What you have to do → Retype the lines of the records below, starting with the line that contains "- frame-image: [1028, 80, 1362, 330]" and ending with the line that contains "- frame-image: [346, 80, 680, 330]", without changing anything.

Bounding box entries
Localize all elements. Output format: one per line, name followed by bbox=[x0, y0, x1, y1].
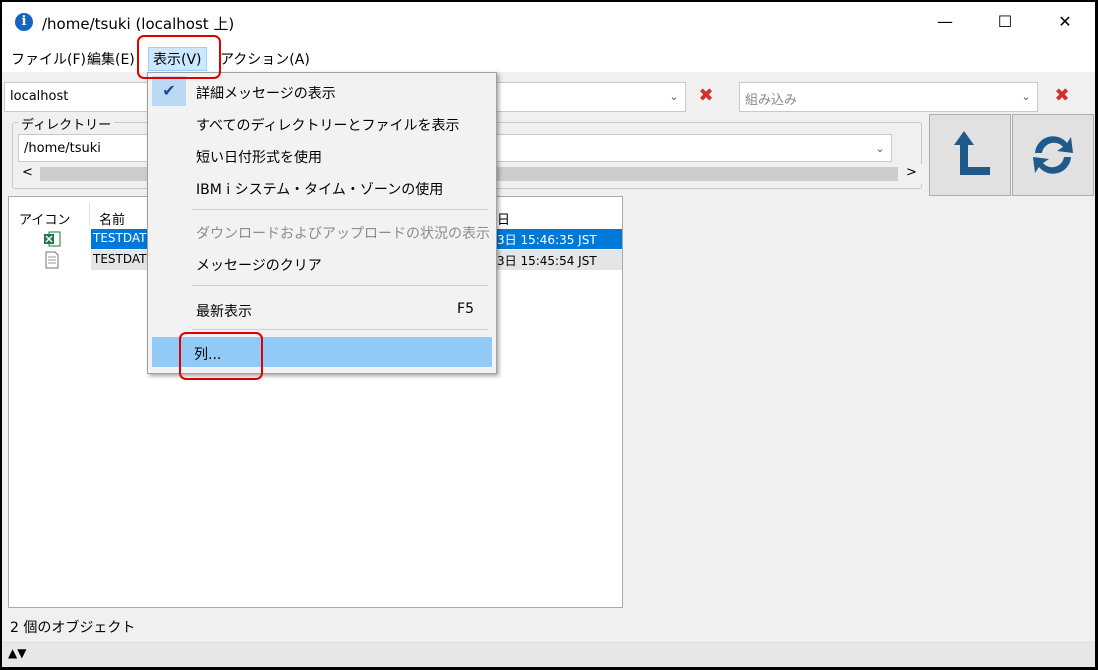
checkmark-icon: ✔ bbox=[152, 76, 186, 106]
menu-separator bbox=[192, 209, 488, 210]
text-file-icon bbox=[45, 251, 59, 269]
view-menu-dropdown: ✔ 詳細メッセージの表示 すべてのディレクトリーとファイルを表示 短い日付形式を… bbox=[147, 72, 497, 374]
detail-pane bbox=[623, 196, 1095, 606]
menu-item-short-date[interactable]: 短い日付形式を使用 bbox=[152, 140, 492, 170]
refresh-button[interactable] bbox=[1012, 114, 1094, 196]
filter-value: 組み込み bbox=[745, 93, 798, 108]
excel-file-icon bbox=[44, 231, 61, 247]
file-date: 3日 15:45:54 JST bbox=[497, 254, 597, 268]
menu-item-show-all[interactable]: すべてのディレクトリーとファイルを表示 bbox=[152, 108, 492, 138]
menu-item-detail-messages[interactable]: ✔ 詳細メッセージの表示 bbox=[152, 76, 492, 106]
menu-item-label: ダウンロードおよびアップロードの状況の表示 bbox=[196, 226, 490, 242]
up-arrow-icon bbox=[954, 131, 990, 175]
scroll-right-icon[interactable]: > bbox=[906, 165, 917, 180]
menu-item-label: IBM i システム・タイム・ゾーンの使用 bbox=[196, 182, 444, 198]
system-value: localhost bbox=[10, 89, 69, 104]
status-text: 2 個のオブジェクト bbox=[10, 620, 136, 636]
file-name: TESTDAT bbox=[93, 231, 147, 245]
app-window: i /home/tsuki (localhost 上) — ☐ ✕ ファイル(F… bbox=[2, 2, 1095, 667]
file-date: 3日 15:46:35 JST bbox=[497, 233, 597, 247]
clear-filter-icon[interactable]: ✖ bbox=[1048, 82, 1076, 110]
menu-edit[interactable]: 編集(E) bbox=[87, 49, 135, 69]
menu-item-label: すべてのディレクトリーとファイルを表示 bbox=[196, 118, 460, 134]
file-name: TESTDAT bbox=[93, 252, 147, 266]
filter-combo[interactable]: 組み込み ⌄ bbox=[739, 82, 1038, 112]
directory-path-value: /home/tsuki bbox=[24, 141, 101, 156]
menu-item-shortcut: F5 bbox=[457, 301, 474, 317]
minimize-button[interactable]: — bbox=[915, 2, 975, 42]
column-name-header[interactable]: 名前 bbox=[99, 209, 125, 228]
menu-separator bbox=[192, 285, 488, 286]
menu-item-refresh[interactable]: 最新表示 F5 bbox=[152, 294, 492, 324]
menu-item-label: 詳細メッセージの表示 bbox=[196, 86, 336, 102]
menu-item-label: メッセージのクリア bbox=[196, 258, 322, 274]
menu-item-transfer-status: ダウンロードおよびアップロードの状況の表示 bbox=[152, 216, 492, 246]
column-divider bbox=[89, 203, 90, 225]
refresh-icon bbox=[1033, 136, 1073, 174]
chevron-down-icon[interactable]: ⌄ bbox=[663, 83, 685, 111]
annotation-columns-item bbox=[179, 332, 263, 380]
column-date-header[interactable]: 日 bbox=[497, 209, 510, 228]
window-title: /home/tsuki (localhost 上) bbox=[42, 15, 235, 33]
chevron-down-icon[interactable]: ⌄ bbox=[1015, 83, 1037, 111]
annotation-view-menu bbox=[137, 35, 221, 79]
chevron-down-icon[interactable]: ⌄ bbox=[869, 135, 891, 163]
close-button[interactable]: ✕ bbox=[1035, 2, 1095, 42]
menu-item-time-zone[interactable]: IBM i システム・タイム・ゾーンの使用 bbox=[152, 172, 492, 202]
bottom-bar: ▲▼ bbox=[2, 642, 1095, 667]
directory-label: ディレクトリー bbox=[18, 114, 115, 133]
menu-action[interactable]: アクション(A) bbox=[220, 49, 310, 69]
menu-item-label: 短い日付形式を使用 bbox=[196, 150, 322, 166]
scroll-left-icon[interactable]: < bbox=[22, 165, 33, 180]
menu-file[interactable]: ファイル(F) bbox=[11, 49, 86, 69]
parent-directory-button[interactable] bbox=[929, 114, 1011, 196]
app-info-icon: i bbox=[15, 13, 33, 31]
clear-system-icon[interactable]: ✖ bbox=[692, 82, 720, 110]
column-icon-header[interactable]: アイコン bbox=[19, 209, 70, 228]
menu-item-clear-messages[interactable]: メッセージのクリア bbox=[152, 248, 492, 278]
toggle-arrows-icon[interactable]: ▲▼ bbox=[8, 646, 26, 660]
maximize-button[interactable]: ☐ bbox=[975, 2, 1035, 42]
menu-item-label: 最新表示 bbox=[196, 304, 252, 320]
menu-separator bbox=[192, 329, 488, 330]
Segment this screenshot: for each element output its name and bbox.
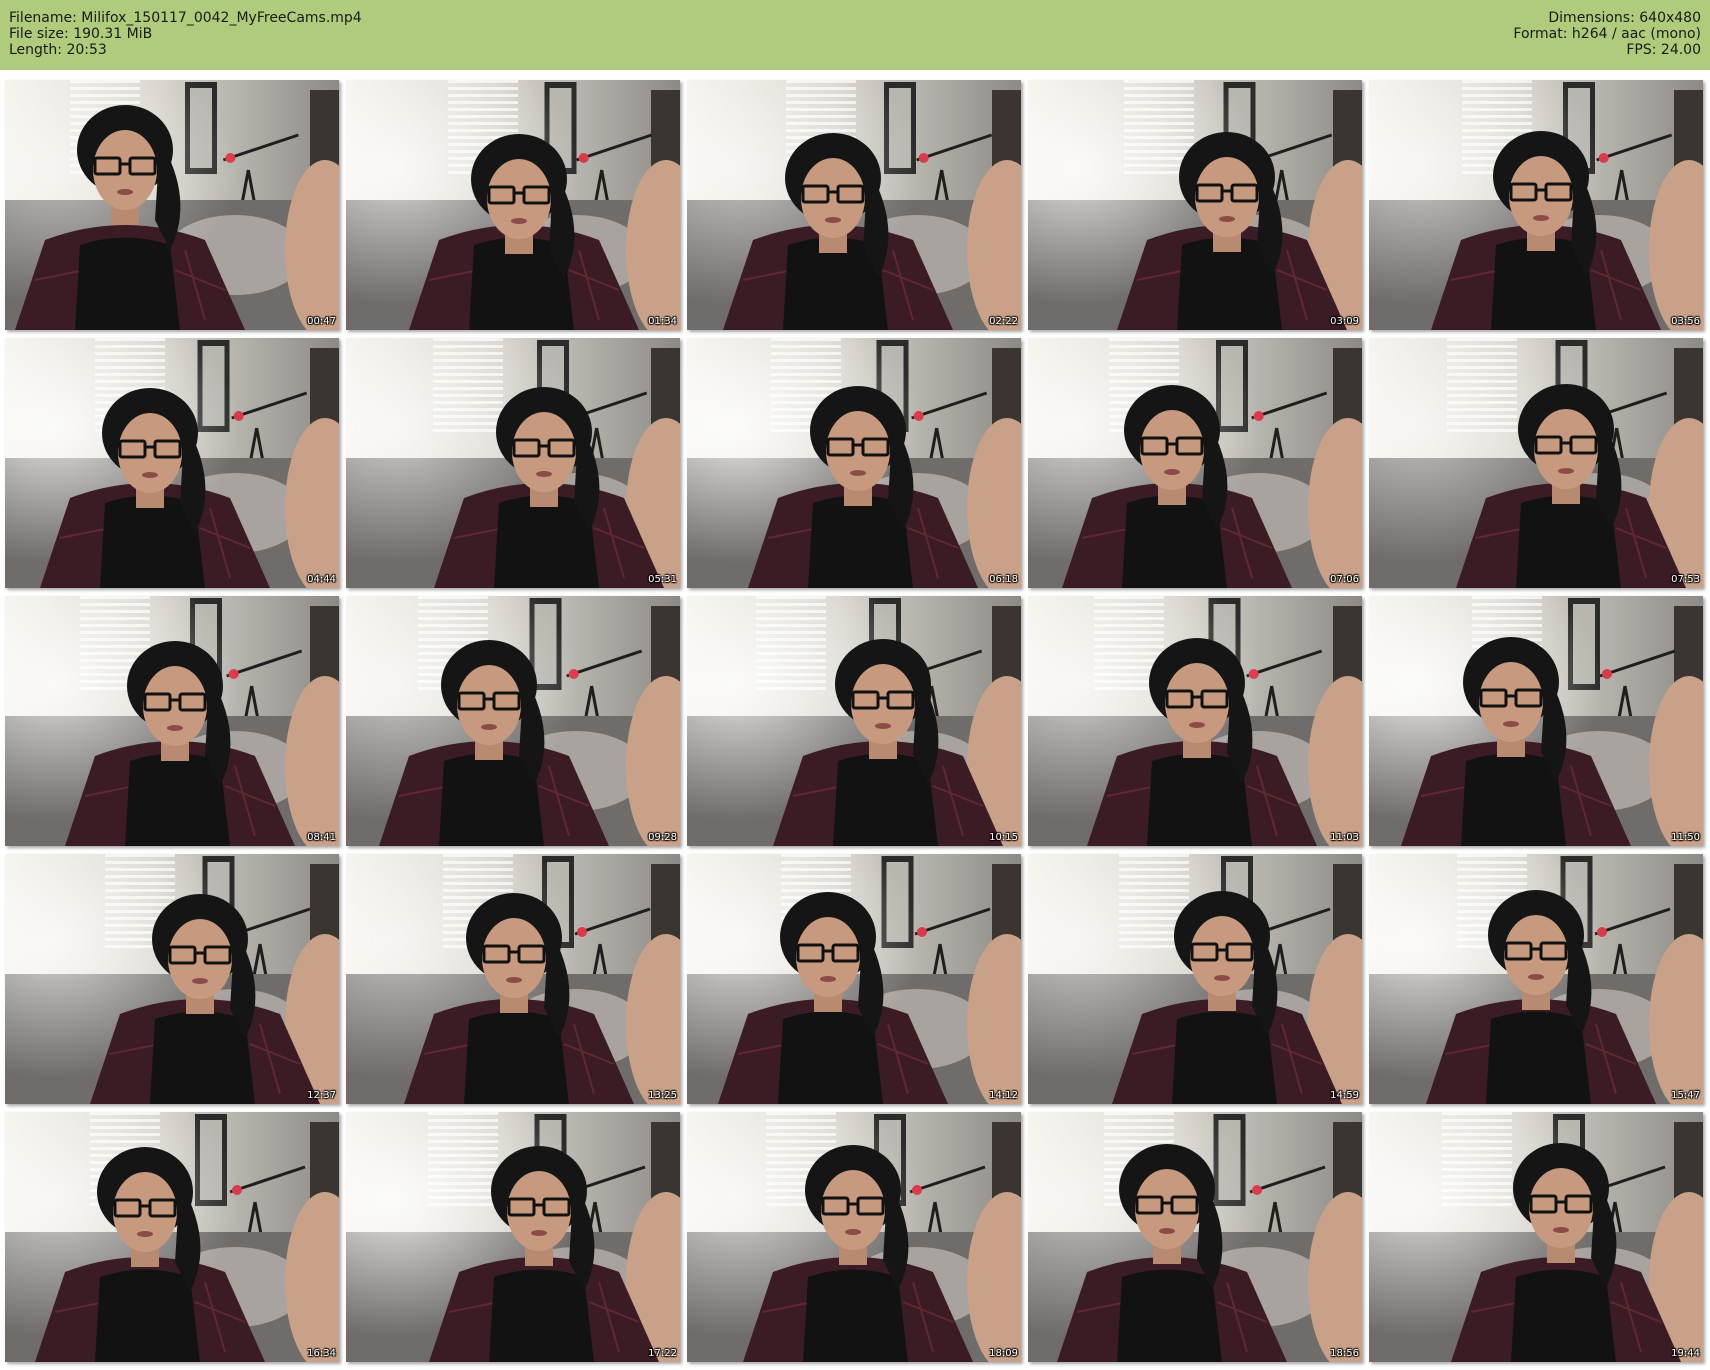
- frame-image: [1028, 80, 1362, 330]
- timestamp-label: 14:12: [989, 1090, 1018, 1101]
- video-thumbnail: 08:41: [5, 596, 339, 846]
- timestamp-label: 07:06: [1330, 574, 1359, 585]
- video-thumbnail: 07:06: [1028, 338, 1362, 588]
- timestamp-label: 11:50: [1671, 832, 1700, 843]
- frame-image: [1369, 1112, 1703, 1362]
- frame-image: [346, 80, 680, 330]
- frame-image: [687, 1112, 1021, 1362]
- video-thumbnail: 18:56: [1028, 1112, 1362, 1362]
- frame-image: [1369, 854, 1703, 1104]
- timestamp-label: 18:09: [989, 1348, 1018, 1359]
- frame-image: [346, 596, 680, 846]
- frame-image: [1028, 854, 1362, 1104]
- timestamp-label: 08:41: [307, 832, 336, 843]
- video-thumbnail: 11:50: [1369, 596, 1703, 846]
- video-thumbnail: 13:25: [346, 854, 680, 1104]
- video-thumbnail: 01:34: [346, 80, 680, 330]
- frame-image: [346, 854, 680, 1104]
- video-thumbnail: 16:34: [5, 1112, 339, 1362]
- timestamp-label: 14:59: [1330, 1090, 1359, 1101]
- timestamp-label: 05:31: [648, 574, 677, 585]
- video-thumbnail: 17:22: [346, 1112, 680, 1362]
- timestamp-label: 01:34: [648, 316, 677, 327]
- timestamp-label: 03:09: [1330, 316, 1359, 327]
- timestamp-label: 11:03: [1330, 832, 1359, 843]
- timestamp-label: 09:28: [648, 832, 677, 843]
- frame-image: [5, 338, 339, 588]
- frame-image: [687, 596, 1021, 846]
- length-text: Length: 20:53: [9, 42, 107, 58]
- frame-image: [5, 80, 339, 330]
- frame-image: [1028, 338, 1362, 588]
- video-thumbnail: 04:44: [5, 338, 339, 588]
- video-thumbnail: 14:12: [687, 854, 1021, 1104]
- frame-image: [346, 338, 680, 588]
- info-header: Filename: Milifox_150117_0042_MyFreeCams…: [0, 0, 1710, 70]
- frame-image: [687, 80, 1021, 330]
- timestamp-label: 02:22: [989, 316, 1018, 327]
- video-thumbnail: 05:31: [346, 338, 680, 588]
- frame-image: [5, 1112, 339, 1362]
- video-thumbnail: 15:47: [1369, 854, 1703, 1104]
- timestamp-label: 07:53: [1671, 574, 1700, 585]
- video-thumbnail: 10:15: [687, 596, 1021, 846]
- filename-text: Filename: Milifox_150117_0042_MyFreeCams…: [9, 10, 362, 26]
- frame-image: [1369, 596, 1703, 846]
- fps-text: FPS: 24.00: [1626, 42, 1701, 58]
- timestamp-label: 04:44: [307, 574, 336, 585]
- timestamp-label: 06:18: [989, 574, 1018, 585]
- file-info: Filename: Milifox_150117_0042_MyFreeCams…: [9, 10, 362, 58]
- timestamp-label: 17:22: [648, 1348, 677, 1359]
- video-thumbnail: 09:28: [346, 596, 680, 846]
- video-thumbnail: 03:09: [1028, 80, 1362, 330]
- format-text: Format: h264 / aac (mono): [1513, 26, 1701, 42]
- timestamp-label: 10:15: [989, 832, 1018, 843]
- video-thumbnail: 14:59: [1028, 854, 1362, 1104]
- timestamp-label: 19:44: [1671, 1348, 1700, 1359]
- video-thumbnail: 11:03: [1028, 596, 1362, 846]
- stream-info: Dimensions: 640x480 Format: h264 / aac (…: [1513, 10, 1701, 58]
- frame-image: [346, 1112, 680, 1362]
- frame-image: [5, 596, 339, 846]
- video-thumbnail: 03:56: [1369, 80, 1703, 330]
- video-thumbnail: 07:53: [1369, 338, 1703, 588]
- frame-image: [1028, 596, 1362, 846]
- video-thumbnail: 18:09: [687, 1112, 1021, 1362]
- video-thumbnail: 12:37: [5, 854, 339, 1104]
- timestamp-label: 03:56: [1671, 316, 1700, 327]
- dimensions-text: Dimensions: 640x480: [1548, 10, 1701, 26]
- filesize-text: File size: 190.31 MiB: [9, 26, 153, 42]
- timestamp-label: 12:37: [307, 1090, 336, 1101]
- timestamp-label: 16:34: [307, 1348, 336, 1359]
- video-thumbnail: 06:18: [687, 338, 1021, 588]
- frame-image: [687, 854, 1021, 1104]
- video-thumbnail: 02:22: [687, 80, 1021, 330]
- frame-image: [1369, 338, 1703, 588]
- frame-image: [1369, 80, 1703, 330]
- timestamp-label: 18:56: [1330, 1348, 1359, 1359]
- video-thumbnail: 19:44: [1369, 1112, 1703, 1362]
- timestamp-label: 15:47: [1671, 1090, 1700, 1101]
- frame-image: [687, 338, 1021, 588]
- frame-image: [5, 854, 339, 1104]
- video-thumbnail: 00:47: [5, 80, 339, 330]
- frame-image: [1028, 1112, 1362, 1362]
- timestamp-label: 13:25: [648, 1090, 677, 1101]
- timestamp-label: 00:47: [307, 316, 336, 327]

Reply →
- frame-image: [1028, 80, 1362, 330]
- timestamp-label: 14:12: [989, 1090, 1018, 1101]
- video-thumbnail: 08:41: [5, 596, 339, 846]
- timestamp-label: 07:06: [1330, 574, 1359, 585]
- video-thumbnail: 07:06: [1028, 338, 1362, 588]
- timestamp-label: 11:50: [1671, 832, 1700, 843]
- frame-image: [1369, 1112, 1703, 1362]
- frame-image: [346, 80, 680, 330]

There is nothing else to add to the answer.